> **Dataset records**

■ ■ ■ ■ ■

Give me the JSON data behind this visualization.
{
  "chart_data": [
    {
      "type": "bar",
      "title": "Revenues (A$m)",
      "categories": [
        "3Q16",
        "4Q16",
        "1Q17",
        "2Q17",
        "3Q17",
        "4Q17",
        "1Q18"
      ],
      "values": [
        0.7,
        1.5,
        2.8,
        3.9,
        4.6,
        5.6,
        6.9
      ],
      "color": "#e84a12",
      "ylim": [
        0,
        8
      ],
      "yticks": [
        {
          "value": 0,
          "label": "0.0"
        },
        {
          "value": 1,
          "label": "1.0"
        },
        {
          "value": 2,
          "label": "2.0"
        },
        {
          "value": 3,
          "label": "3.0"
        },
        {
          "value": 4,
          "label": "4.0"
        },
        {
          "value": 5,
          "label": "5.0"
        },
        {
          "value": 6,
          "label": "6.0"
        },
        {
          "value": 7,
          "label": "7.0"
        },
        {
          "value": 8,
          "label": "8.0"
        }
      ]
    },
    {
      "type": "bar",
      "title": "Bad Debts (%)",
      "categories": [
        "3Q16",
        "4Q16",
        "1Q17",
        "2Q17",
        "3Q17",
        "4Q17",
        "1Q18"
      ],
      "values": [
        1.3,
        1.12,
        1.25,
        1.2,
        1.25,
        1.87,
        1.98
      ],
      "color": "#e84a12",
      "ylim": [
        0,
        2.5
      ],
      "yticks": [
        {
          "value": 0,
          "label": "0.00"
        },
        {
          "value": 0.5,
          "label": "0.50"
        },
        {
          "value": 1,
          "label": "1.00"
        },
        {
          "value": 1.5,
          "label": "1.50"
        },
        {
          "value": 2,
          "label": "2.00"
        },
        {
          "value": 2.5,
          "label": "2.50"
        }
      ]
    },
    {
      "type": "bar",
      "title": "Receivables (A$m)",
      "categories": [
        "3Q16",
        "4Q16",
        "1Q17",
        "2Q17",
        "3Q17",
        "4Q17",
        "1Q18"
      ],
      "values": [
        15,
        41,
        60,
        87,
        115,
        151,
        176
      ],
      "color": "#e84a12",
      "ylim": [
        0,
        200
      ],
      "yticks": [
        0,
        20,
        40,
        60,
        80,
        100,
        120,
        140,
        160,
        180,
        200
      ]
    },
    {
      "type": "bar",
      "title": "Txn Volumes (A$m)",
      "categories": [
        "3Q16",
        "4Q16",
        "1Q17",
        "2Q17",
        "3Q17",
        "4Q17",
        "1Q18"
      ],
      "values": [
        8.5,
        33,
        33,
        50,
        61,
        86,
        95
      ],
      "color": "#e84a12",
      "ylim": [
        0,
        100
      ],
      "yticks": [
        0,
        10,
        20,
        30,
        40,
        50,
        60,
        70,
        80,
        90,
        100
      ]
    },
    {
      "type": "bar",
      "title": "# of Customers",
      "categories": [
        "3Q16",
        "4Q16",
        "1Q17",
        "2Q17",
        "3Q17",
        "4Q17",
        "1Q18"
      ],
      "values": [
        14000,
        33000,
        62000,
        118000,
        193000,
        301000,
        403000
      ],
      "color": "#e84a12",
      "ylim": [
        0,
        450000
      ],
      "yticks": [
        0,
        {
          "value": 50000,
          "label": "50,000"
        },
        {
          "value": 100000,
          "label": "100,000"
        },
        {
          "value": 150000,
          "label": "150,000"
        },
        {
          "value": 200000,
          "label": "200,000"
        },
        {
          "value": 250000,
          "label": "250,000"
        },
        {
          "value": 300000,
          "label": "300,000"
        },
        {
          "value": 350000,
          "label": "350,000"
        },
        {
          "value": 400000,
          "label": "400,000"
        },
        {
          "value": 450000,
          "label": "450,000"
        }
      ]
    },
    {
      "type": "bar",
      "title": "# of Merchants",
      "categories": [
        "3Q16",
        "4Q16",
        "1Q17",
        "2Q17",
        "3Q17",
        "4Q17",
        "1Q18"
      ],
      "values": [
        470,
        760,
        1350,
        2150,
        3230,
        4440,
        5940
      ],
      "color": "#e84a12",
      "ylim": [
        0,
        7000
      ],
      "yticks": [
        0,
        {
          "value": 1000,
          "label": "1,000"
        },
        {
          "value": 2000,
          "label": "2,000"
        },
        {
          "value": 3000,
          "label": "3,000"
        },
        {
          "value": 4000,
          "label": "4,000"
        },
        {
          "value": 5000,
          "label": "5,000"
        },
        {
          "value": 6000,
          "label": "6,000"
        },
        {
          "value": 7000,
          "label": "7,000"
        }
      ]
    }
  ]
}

■ ■ ■ ■ ■

> **Task description**
Restate every entry word for word.

> **Full response**
Give me the JSON data behind this visualization.
{
  "chart_data": [
    {
      "type": "bar",
      "title": "Revenues (A$m)",
      "categories": [
        "3Q16",
        "4Q16",
        "1Q17",
        "2Q17",
        "3Q17",
        "4Q17",
        "1Q18"
      ],
      "values": [
        0.7,
        1.5,
        2.8,
        3.9,
        4.6,
        5.6,
        6.9
      ],
      "color": "#e84a12",
      "ylim": [
        0,
        8
      ],
      "yticks": [
        {
          "value": 0,
          "label": "0.0"
        },
        {
          "value": 1,
          "label": "1.0"
        },
        {
          "value": 2,
          "label": "2.0"
        },
        {
          "value": 3,
          "label": "3.0"
        },
        {
          "value": 4,
          "label": "4.0"
        },
        {
          "value": 5,
          "label": "5.0"
        },
        {
          "value": 6,
          "label": "6.0"
        },
        {
          "value": 7,
          "label": "7.0"
        },
        {
          "value": 8,
          "label": "8.0"
        }
      ]
    },
    {
      "type": "bar",
      "title": "Bad Debts (%)",
      "categories": [
        "3Q16",
        "4Q16",
        "1Q17",
        "2Q17",
        "3Q17",
        "4Q17",
        "1Q18"
      ],
      "values": [
        1.3,
        1.12,
        1.25,
        1.2,
        1.25,
        1.87,
        1.98
      ],
      "color": "#e84a12",
      "ylim": [
        0,
        2.5
      ],
      "yticks": [
        {
          "value": 0,
          "label": "0.00"
        },
        {
          "value": 0.5,
          "label": "0.50"
        },
        {
          "value": 1,
          "label": "1.00"
        },
        {
          "value": 1.5,
          "label": "1.50"
        },
        {
          "value": 2,
          "label": "2.00"
        },
        {
          "value": 2.5,
          "label": "2.50"
        }
      ]
    },
    {
      "type": "bar",
      "title": "Receivables (A$m)",
      "categories": [
        "3Q16",
        "4Q16",
        "1Q17",
        "2Q17",
        "3Q17",
        "4Q17",
        "1Q18"
      ],
      "values": [
        15,
        41,
        60,
        87,
        115,
        151,
        176
      ],
      "color": "#e84a12",
      "ylim": [
        0,
        200
      ],
      "yticks": [
        0,
        20,
        40,
        60,
        80,
        100,
        120,
        140,
        160,
        180,
        200
      ]
    },
    {
      "type": "bar",
      "title": "Txn Volumes (A$m)",
      "categories": [
        "3Q16",
        "4Q16",
        "1Q17",
        "2Q17",
        "3Q17",
        "4Q17",
        "1Q18"
      ],
      "values": [
        8.5,
        33,
        33,
        50,
        61,
        86,
        95
      ],
      "color": "#e84a12",
      "ylim": [
        0,
        100
      ],
      "yticks": [
        0,
        10,
        20,
        30,
        40,
        50,
        60,
        70,
        80,
        90,
        100
      ]
    },
    {
      "type": "bar",
      "title": "# of Customers",
      "categories": [
        "3Q16",
        "4Q16",
        "1Q17",
        "2Q17",
        "3Q17",
        "4Q17",
        "1Q18"
      ],
      "values": [
        14000,
        33000,
        62000,
        118000,
        193000,
        301000,
        403000
      ],
      "color": "#e84a12",
      "ylim": [
        0,
        450000
      ],
      "yticks": [
        0,
        {
          "value": 50000,
          "label": "50,000"
        },
        {
          "value": 100000,
          "label": "100,000"
        },
        {
          "value": 150000,
          "label": "150,000"
        },
        {
          "value": 200000,
          "label": "200,000"
        },
        {
          "value": 250000,
          "label": "250,000"
        },
        {
          "value": 300000,
          "label": "300,000"
        },
        {
          "value": 350000,
          "label": "350,000"
        },
        {
          "value": 400000,
          "label": "400,000"
        },
        {
          "value": 450000,
          "label": "450,000"
        }
      ]
    },
    {
      "type": "bar",
      "title": "# of Merchants",
      "categories": [
        "3Q16",
        "4Q16",
        "1Q17",
        "2Q17",
        "3Q17",
        "4Q17",
        "1Q18"
      ],
      "values": [
        470,
        760,
        1350,
        2150,
        3230,
        4440,
        5940
      ],
      "color": "#e84a12",
      "ylim": [
        0,
        7000
      ],
      "yticks": [
        0,
        {
          "value": 1000,
          "label": "1,000"
        },
        {
          "value": 2000,
          "label": "2,000"
        },
        {
          "value": 3000,
          "label": "3,000"
        },
        {
          "value": 4000,
          "label": "4,000"
        },
        {
          "value": 5000,
          "label": "5,000"
        },
        {
          "value": 6000,
          "label": "6,000"
        },
        {
          "value": 7000,
          "label": "7,000"
        }
      ]
    }
  ]
}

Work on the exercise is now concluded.